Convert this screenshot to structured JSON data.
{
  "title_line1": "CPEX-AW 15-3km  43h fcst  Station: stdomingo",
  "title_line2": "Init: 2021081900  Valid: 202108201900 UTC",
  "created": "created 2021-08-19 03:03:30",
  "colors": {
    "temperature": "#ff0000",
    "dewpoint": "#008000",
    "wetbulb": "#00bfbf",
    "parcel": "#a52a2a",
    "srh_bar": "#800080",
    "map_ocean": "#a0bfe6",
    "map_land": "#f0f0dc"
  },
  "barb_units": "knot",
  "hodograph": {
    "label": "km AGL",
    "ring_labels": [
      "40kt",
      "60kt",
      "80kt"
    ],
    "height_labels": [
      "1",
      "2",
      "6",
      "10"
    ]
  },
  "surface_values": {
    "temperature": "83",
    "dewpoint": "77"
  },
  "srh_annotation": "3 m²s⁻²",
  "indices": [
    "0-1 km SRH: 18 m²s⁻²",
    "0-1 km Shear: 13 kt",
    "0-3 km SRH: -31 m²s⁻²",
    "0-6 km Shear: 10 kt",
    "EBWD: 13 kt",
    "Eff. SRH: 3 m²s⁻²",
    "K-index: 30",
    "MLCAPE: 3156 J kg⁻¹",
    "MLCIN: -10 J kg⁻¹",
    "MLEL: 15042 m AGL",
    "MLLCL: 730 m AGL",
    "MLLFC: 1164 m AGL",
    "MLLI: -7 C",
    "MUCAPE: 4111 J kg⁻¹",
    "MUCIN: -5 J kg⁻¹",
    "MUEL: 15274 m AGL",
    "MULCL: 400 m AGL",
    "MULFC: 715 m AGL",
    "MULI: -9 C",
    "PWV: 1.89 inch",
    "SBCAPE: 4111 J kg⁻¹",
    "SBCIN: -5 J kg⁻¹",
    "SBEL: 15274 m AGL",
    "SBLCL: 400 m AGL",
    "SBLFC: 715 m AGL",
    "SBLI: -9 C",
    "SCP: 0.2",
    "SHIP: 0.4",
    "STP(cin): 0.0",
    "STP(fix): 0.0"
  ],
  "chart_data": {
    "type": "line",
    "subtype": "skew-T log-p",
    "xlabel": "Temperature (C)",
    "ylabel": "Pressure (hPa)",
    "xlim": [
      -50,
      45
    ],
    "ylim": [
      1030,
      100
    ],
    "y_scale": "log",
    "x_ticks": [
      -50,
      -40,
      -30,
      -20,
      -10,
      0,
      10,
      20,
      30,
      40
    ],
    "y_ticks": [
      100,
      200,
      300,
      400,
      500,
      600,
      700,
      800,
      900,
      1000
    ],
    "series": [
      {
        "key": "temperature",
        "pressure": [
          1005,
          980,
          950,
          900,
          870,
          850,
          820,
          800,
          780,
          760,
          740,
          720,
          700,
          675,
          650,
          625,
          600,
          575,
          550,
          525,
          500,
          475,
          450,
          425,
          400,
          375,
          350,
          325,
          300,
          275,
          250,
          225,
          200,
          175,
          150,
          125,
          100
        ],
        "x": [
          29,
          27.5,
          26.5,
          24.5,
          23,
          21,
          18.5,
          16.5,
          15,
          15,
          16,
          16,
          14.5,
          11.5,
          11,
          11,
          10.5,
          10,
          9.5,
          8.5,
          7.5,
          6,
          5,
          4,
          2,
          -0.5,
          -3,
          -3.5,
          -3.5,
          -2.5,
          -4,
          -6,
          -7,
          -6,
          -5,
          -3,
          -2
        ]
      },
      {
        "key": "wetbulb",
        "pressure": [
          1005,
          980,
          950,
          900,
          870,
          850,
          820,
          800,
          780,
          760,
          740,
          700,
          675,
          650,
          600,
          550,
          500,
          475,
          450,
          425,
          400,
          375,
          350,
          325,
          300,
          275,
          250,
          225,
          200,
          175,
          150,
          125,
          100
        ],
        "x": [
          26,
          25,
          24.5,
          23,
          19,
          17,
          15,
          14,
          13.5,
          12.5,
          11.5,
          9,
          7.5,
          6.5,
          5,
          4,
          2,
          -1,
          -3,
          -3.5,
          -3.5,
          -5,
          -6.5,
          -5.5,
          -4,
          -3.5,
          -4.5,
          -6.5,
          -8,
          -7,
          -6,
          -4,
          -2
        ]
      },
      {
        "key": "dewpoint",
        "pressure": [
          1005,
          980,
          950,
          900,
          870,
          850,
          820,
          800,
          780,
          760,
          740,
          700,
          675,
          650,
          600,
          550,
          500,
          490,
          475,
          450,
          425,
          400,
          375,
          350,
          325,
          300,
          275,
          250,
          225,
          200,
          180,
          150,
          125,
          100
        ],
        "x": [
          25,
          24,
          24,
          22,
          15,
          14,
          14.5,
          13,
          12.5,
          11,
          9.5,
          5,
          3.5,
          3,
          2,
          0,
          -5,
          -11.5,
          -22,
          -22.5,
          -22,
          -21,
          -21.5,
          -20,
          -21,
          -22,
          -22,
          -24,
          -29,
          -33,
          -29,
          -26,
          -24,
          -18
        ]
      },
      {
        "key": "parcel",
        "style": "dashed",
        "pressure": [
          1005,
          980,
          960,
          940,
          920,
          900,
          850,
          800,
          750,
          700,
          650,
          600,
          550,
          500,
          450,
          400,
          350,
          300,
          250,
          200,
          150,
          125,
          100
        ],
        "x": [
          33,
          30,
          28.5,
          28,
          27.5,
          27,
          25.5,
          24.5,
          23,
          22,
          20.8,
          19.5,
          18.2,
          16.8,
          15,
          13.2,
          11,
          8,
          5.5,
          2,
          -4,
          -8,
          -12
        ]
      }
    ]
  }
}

—————

_What the task asks_:
Output the listing above word for word.

_Task output_:
Convert this screenshot to structured JSON data.
{
  "title_line1": "CPEX-AW 15-3km  43h fcst  Station: stdomingo",
  "title_line2": "Init: 2021081900  Valid: 202108201900 UTC",
  "created": "created 2021-08-19 03:03:30",
  "colors": {
    "temperature": "#ff0000",
    "dewpoint": "#008000",
    "wetbulb": "#00bfbf",
    "parcel": "#a52a2a",
    "srh_bar": "#800080",
    "map_ocean": "#a0bfe6",
    "map_land": "#f0f0dc"
  },
  "barb_units": "knot",
  "hodograph": {
    "label": "km AGL",
    "ring_labels": [
      "40kt",
      "60kt",
      "80kt"
    ],
    "height_labels": [
      "1",
      "2",
      "6",
      "10"
    ]
  },
  "surface_values": {
    "temperature": "83",
    "dewpoint": "77"
  },
  "srh_annotation": "3 m²s⁻²",
  "indices": [
    "0-1 km SRH: 18 m²s⁻²",
    "0-1 km Shear: 13 kt",
    "0-3 km SRH: -31 m²s⁻²",
    "0-6 km Shear: 10 kt",
    "EBWD: 13 kt",
    "Eff. SRH: 3 m²s⁻²",
    "K-index: 30",
    "MLCAPE: 3156 J kg⁻¹",
    "MLCIN: -10 J kg⁻¹",
    "MLEL: 15042 m AGL",
    "MLLCL: 730 m AGL",
    "MLLFC: 1164 m AGL",
    "MLLI: -7 C",
    "MUCAPE: 4111 J kg⁻¹",
    "MUCIN: -5 J kg⁻¹",
    "MUEL: 15274 m AGL",
    "MULCL: 400 m AGL",
    "MULFC: 715 m AGL",
    "MULI: -9 C",
    "PWV: 1.89 inch",
    "SBCAPE: 4111 J kg⁻¹",
    "SBCIN: -5 J kg⁻¹",
    "SBEL: 15274 m AGL",
    "SBLCL: 400 m AGL",
    "SBLFC: 715 m AGL",
    "SBLI: -9 C",
    "SCP: 0.2",
    "SHIP: 0.4",
    "STP(cin): 0.0",
    "STP(fix): 0.0"
  ],
  "chart_data": {
    "type": "line",
    "subtype": "skew-T log-p",
    "xlabel": "Temperature (C)",
    "ylabel": "Pressure (hPa)",
    "xlim": [
      -50,
      45
    ],
    "ylim": [
      1030,
      100
    ],
    "y_scale": "log",
    "x_ticks": [
      -50,
      -40,
      -30,
      -20,
      -10,
      0,
      10,
      20,
      30,
      40
    ],
    "y_ticks": [
      100,
      200,
      300,
      400,
      500,
      600,
      700,
      800,
      900,
      1000
    ],
    "series": [
      {
        "key": "temperature",
        "pressure": [
          1005,
          980,
          950,
          900,
          870,
          850,
          820,
          800,
          780,
          760,
          740,
          720,
          700,
          675,
          650,
          625,
          600,
          575,
          550,
          525,
          500,
          475,
          450,
          425,
          400,
          375,
          350,
          325,
          300,
          275,
          250,
          225,
          200,
          175,
          150,
          125,
          100
        ],
        "x": [
          29,
          27.5,
          26.5,
          24.5,
          23,
          21,
          18.5,
          16.5,
          15,
          15,
          16,
          16,
          14.5,
          11.5,
          11,
          11,
          10.5,
          10,
          9.5,
          8.5,
          7.5,
          6,
          5,
          4,
          2,
          -0.5,
          -3,
          -3.5,
          -3.5,
          -2.5,
          -4,
          -6,
          -7,
          -6,
          -5,
          -3,
          -2
        ]
      },
      {
        "key": "wetbulb",
        "pressure": [
          1005,
          980,
          950,
          900,
          870,
          850,
          820,
          800,
          780,
          760,
          740,
          700,
          675,
          650,
          600,
          550,
          500,
          475,
          450,
          425,
          400,
          375,
          350,
          325,
          300,
          275,
          250,
          225,
          200,
          175,
          150,
          125,
          100
        ],
        "x": [
          26,
          25,
          24.5,
          23,
          19,
          17,
          15,
          14,
          13.5,
          12.5,
          11.5,
          9,
          7.5,
          6.5,
          5,
          4,
          2,
          -1,
          -3,
          -3.5,
          -3.5,
          -5,
          -6.5,
          -5.5,
          -4,
          -3.5,
          -4.5,
          -6.5,
          -8,
          -7,
          -6,
          -4,
          -2
        ]
      },
      {
        "key": "dewpoint",
        "pressure": [
          1005,
          980,
          950,
          900,
          870,
          850,
          820,
          800,
          780,
          760,
          740,
          700,
          675,
          650,
          600,
          550,
          500,
          490,
          475,
          450,
          425,
          400,
          375,
          350,
          325,
          300,
          275,
          250,
          225,
          200,
          180,
          150,
          125,
          100
        ],
        "x": [
          25,
          24,
          24,
          22,
          15,
          14,
          14.5,
          13,
          12.5,
          11,
          9.5,
          5,
          3.5,
          3,
          2,
          0,
          -5,
          -11.5,
          -22,
          -22.5,
          -22,
          -21,
          -21.5,
          -20,
          -21,
          -22,
          -22,
          -24,
          -29,
          -33,
          -29,
          -26,
          -24,
          -18
        ]
      },
      {
        "key": "parcel",
        "style": "dashed",
        "pressure": [
          1005,
          980,
          960,
          940,
          920,
          900,
          850,
          800,
          750,
          700,
          650,
          600,
          550,
          500,
          450,
          400,
          350,
          300,
          250,
          200,
          150,
          125,
          100
        ],
        "x": [
          33,
          30,
          28.5,
          28,
          27.5,
          27,
          25.5,
          24.5,
          23,
          22,
          20.8,
          19.5,
          18.2,
          16.8,
          15,
          13.2,
          11,
          8,
          5.5,
          2,
          -4,
          -8,
          -12
        ]
      }
    ]
  }
}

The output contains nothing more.